• _What is being asked_: Copy the data word for word, from its first line down to and including the line that contains "tree-folder-token[interactable]: ▸token bbox=[57, 369, 435, 394]".

+++

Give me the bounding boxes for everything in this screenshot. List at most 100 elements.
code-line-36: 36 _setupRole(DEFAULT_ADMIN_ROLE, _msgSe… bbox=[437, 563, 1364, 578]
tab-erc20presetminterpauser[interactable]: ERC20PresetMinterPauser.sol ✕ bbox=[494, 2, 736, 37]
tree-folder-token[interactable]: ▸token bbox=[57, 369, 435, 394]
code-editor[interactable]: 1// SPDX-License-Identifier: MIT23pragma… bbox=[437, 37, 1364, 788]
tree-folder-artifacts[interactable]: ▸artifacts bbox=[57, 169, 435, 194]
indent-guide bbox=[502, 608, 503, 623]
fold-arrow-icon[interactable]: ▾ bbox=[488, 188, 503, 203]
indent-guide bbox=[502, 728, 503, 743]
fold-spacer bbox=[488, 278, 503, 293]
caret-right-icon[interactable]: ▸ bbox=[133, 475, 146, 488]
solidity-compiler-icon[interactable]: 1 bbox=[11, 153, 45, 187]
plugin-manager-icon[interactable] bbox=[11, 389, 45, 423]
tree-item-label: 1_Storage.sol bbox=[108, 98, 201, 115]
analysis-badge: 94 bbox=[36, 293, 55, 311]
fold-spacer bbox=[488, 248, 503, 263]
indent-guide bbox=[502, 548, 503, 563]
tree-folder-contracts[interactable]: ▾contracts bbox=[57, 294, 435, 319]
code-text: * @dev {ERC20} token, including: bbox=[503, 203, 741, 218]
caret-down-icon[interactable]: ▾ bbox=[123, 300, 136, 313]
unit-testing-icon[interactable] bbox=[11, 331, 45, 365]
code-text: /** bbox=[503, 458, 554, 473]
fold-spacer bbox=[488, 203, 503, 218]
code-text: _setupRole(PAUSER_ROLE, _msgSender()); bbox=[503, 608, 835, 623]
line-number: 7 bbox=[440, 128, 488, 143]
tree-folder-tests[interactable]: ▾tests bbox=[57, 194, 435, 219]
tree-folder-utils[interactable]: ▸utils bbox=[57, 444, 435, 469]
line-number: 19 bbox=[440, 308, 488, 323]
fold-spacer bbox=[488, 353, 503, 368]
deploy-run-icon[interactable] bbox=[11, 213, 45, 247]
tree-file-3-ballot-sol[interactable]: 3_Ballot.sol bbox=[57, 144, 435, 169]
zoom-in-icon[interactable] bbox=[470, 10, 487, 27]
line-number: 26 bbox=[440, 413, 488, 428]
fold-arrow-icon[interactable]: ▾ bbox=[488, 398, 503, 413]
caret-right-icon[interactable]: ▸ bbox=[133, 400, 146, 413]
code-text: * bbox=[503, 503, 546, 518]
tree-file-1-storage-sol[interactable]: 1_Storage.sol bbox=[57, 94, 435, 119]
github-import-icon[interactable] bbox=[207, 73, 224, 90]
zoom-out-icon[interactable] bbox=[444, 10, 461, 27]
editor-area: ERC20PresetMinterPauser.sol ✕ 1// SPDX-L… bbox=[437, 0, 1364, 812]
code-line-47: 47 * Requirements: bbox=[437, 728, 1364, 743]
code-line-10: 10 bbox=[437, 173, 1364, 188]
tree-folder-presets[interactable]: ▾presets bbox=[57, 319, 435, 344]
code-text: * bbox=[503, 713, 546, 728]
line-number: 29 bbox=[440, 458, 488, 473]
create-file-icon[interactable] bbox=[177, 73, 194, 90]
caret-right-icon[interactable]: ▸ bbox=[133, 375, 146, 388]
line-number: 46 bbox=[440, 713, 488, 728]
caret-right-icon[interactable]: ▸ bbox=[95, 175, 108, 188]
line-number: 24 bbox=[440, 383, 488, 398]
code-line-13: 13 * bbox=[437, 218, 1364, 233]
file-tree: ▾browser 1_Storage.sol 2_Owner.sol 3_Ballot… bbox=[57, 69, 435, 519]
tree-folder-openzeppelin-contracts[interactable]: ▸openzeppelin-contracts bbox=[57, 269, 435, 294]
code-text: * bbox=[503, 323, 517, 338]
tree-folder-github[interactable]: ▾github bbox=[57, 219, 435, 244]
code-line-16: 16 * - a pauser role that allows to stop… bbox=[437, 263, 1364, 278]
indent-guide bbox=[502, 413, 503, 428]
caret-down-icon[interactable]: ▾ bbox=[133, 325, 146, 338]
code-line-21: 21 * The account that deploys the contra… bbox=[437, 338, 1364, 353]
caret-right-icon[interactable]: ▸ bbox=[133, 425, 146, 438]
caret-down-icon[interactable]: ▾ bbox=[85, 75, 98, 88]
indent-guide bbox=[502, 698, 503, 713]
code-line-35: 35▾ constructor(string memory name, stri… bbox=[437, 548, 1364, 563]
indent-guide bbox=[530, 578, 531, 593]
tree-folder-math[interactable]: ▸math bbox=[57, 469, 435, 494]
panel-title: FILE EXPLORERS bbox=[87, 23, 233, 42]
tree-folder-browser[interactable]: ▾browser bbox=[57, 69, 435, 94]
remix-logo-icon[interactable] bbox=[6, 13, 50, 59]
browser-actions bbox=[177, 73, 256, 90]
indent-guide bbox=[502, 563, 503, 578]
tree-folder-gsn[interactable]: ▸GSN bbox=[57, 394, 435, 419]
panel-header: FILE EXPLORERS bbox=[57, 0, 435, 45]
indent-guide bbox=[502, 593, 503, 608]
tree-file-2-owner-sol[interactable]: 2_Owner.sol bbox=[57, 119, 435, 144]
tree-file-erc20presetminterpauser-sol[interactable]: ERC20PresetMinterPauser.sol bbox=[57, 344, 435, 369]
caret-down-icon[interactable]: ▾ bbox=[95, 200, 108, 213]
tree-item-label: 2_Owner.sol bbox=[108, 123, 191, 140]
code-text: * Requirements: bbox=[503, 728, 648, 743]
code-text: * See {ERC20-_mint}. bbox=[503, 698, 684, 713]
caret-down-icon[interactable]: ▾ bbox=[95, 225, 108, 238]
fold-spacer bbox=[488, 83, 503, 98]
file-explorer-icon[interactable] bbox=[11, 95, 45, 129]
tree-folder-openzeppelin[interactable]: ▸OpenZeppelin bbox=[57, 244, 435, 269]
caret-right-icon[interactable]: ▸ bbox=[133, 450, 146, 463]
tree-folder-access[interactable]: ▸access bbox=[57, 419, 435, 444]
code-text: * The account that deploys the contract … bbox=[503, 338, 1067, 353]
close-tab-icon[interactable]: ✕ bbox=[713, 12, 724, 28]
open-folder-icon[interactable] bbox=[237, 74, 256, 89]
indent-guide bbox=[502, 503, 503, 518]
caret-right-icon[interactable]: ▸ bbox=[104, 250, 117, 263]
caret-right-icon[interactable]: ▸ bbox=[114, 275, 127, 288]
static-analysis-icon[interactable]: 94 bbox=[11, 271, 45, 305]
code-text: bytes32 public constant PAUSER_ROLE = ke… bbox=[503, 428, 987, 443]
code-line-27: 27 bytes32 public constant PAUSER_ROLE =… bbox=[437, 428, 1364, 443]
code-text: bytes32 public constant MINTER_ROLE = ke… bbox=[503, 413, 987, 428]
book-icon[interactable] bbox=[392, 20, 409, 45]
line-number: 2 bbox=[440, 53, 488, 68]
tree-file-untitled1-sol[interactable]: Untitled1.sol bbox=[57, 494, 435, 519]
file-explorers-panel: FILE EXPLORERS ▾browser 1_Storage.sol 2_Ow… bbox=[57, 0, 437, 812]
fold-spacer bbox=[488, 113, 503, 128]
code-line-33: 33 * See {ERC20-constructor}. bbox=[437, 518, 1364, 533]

+++

• _The response_:
Give me the bounding boxes for everything in this screenshot. List at most 100 elements.
code-line-36: 36 _setupRole(DEFAULT_ADMIN_ROLE, _msgSe… bbox=[437, 563, 1364, 578]
tab-erc20presetminterpauser[interactable]: ERC20PresetMinterPauser.sol ✕ bbox=[494, 2, 736, 37]
tree-folder-token[interactable]: ▸token bbox=[57, 369, 435, 394]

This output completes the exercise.